**What to work on:** Could every line of the data be printed exactly as it reads?

**Dataset:**
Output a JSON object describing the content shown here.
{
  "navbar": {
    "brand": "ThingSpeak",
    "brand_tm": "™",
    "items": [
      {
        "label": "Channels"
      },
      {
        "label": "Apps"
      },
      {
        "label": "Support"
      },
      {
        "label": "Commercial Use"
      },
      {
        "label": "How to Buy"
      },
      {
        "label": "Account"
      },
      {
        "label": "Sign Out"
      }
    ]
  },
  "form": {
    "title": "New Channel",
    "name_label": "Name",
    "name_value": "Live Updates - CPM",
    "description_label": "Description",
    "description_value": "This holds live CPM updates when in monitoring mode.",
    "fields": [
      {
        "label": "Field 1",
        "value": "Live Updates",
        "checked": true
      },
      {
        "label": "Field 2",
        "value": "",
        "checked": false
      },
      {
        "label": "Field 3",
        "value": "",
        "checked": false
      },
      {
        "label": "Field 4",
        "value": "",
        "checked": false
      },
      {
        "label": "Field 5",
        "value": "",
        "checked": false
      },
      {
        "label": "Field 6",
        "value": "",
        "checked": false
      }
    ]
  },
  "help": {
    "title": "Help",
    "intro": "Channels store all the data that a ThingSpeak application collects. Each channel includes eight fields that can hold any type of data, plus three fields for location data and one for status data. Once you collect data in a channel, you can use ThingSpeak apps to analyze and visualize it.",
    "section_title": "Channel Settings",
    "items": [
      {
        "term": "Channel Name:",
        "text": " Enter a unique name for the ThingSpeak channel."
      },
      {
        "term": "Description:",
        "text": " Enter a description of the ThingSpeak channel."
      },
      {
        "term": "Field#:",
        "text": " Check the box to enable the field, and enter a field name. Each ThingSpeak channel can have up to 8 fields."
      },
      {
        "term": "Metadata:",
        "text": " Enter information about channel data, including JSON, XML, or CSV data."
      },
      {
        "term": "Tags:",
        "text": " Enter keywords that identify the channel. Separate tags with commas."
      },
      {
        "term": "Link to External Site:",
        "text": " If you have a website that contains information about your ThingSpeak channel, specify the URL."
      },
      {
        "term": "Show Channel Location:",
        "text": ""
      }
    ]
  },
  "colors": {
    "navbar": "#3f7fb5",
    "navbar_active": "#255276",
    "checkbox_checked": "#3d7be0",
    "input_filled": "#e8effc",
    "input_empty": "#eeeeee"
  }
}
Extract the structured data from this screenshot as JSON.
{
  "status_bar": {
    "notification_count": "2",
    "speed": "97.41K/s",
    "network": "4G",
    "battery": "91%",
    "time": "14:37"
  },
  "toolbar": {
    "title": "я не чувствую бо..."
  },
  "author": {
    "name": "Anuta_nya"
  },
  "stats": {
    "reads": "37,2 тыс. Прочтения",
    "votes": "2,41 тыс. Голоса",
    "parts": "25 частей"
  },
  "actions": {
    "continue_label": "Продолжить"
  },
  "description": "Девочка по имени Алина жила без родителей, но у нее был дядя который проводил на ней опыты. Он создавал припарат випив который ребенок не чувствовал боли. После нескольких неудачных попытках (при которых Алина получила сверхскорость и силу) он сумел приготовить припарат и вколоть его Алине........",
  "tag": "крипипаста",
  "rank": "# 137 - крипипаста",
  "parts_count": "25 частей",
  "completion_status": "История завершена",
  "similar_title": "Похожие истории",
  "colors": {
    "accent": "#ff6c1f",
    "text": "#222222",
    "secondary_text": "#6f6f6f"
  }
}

**Output of the task:**
Output a JSON object describing the content shown here.
{
  "navbar": {
    "brand": "ThingSpeak",
    "brand_tm": "™",
    "items": [
      {
        "label": "Channels"
      },
      {
        "label": "Apps"
      },
      {
        "label": "Support"
      },
      {
        "label": "Commercial Use"
      },
      {
        "label": "How to Buy"
      },
      {
        "label": "Account"
      },
      {
        "label": "Sign Out"
      }
    ]
  },
  "form": {
    "title": "New Channel",
    "name_label": "Name",
    "name_value": "Live Updates - CPM",
    "description_label": "Description",
    "description_value": "This holds live CPM updates when in monitoring mode.",
    "fields": [
      {
        "label": "Field 1",
        "value": "Live Updates",
        "checked": true
      },
      {
        "label": "Field 2",
        "value": "",
        "checked": false
      },
      {
        "label": "Field 3",
        "value": "",
        "checked": false
      },
      {
        "label": "Field 4",
        "value": "",
        "checked": false
      },
      {
        "label": "Field 5",
        "value": "",
        "checked": false
      },
      {
        "label": "Field 6",
        "value": "",
        "checked": false
      }
    ]
  },
  "help": {
    "title": "Help",
    "intro": "Channels store all the data that a ThingSpeak application collects. Each channel includes eight fields that can hold any type of data, plus three fields for location data and one for status data. Once you collect data in a channel, you can use ThingSpeak apps to analyze and visualize it.",
    "section_title": "Channel Settings",
    "items": [
      {
        "term": "Channel Name:",
        "text": " Enter a unique name for the ThingSpeak channel."
      },
      {
        "term": "Description:",
        "text": " Enter a description of the ThingSpeak channel."
      },
      {
        "term": "Field#:",
        "text": " Check the box to enable the field, and enter a field name. Each ThingSpeak channel can have up to 8 fields."
      },
      {
        "term": "Metadata:",
        "text": " Enter information about channel data, including JSON, XML, or CSV data."
      },
      {
        "term": "Tags:",
        "text": " Enter keywords that identify the channel. Separate tags with commas."
      },
      {
        "term": "Link to External Site:",
        "text": " If you have a website that contains information about your ThingSpeak channel, specify the URL."
      },
      {
        "term": "Show Channel Location:",
        "text": ""
      }
    ]
  },
  "colors": {
    "navbar": "#3f7fb5",
    "navbar_active": "#255276",
    "checkbox_checked": "#3d7be0",
    "input_filled": "#e8effc",
    "input_empty": "#eeeeee"
  }
}
Extract the structured data from this screenshot as JSON.
{
  "status_bar": {
    "notification_count": "2",
    "speed": "97.41K/s",
    "network": "4G",
    "battery": "91%",
    "time": "14:37"
  },
  "toolbar": {
    "title": "я не чувствую бо..."
  },
  "author": {
    "name": "Anuta_nya"
  },
  "stats": {
    "reads": "37,2 тыс. Прочтения",
    "votes": "2,41 тыс. Голоса",
    "parts": "25 частей"
  },
  "actions": {
    "continue_label": "Продолжить"
  },
  "description": "Девочка по имени Алина жила без родителей, но у нее был дядя который проводил на ней опыты. Он создавал припарат випив который ребенок не чувствовал боли. После нескольких неудачных попытках (при которых Алина получила сверхскорость и силу) он сумел приготовить припарат и вколоть его Алине........",
  "tag": "крипипаста",
  "rank": "# 137 - крипипаста",
  "parts_count": "25 частей",
  "completion_status": "История завершена",
  "similar_title": "Похожие истории",
  "colors": {
    "accent": "#ff6c1f",
    "text": "#222222",
    "secondary_text": "#6f6f6f"
  }
}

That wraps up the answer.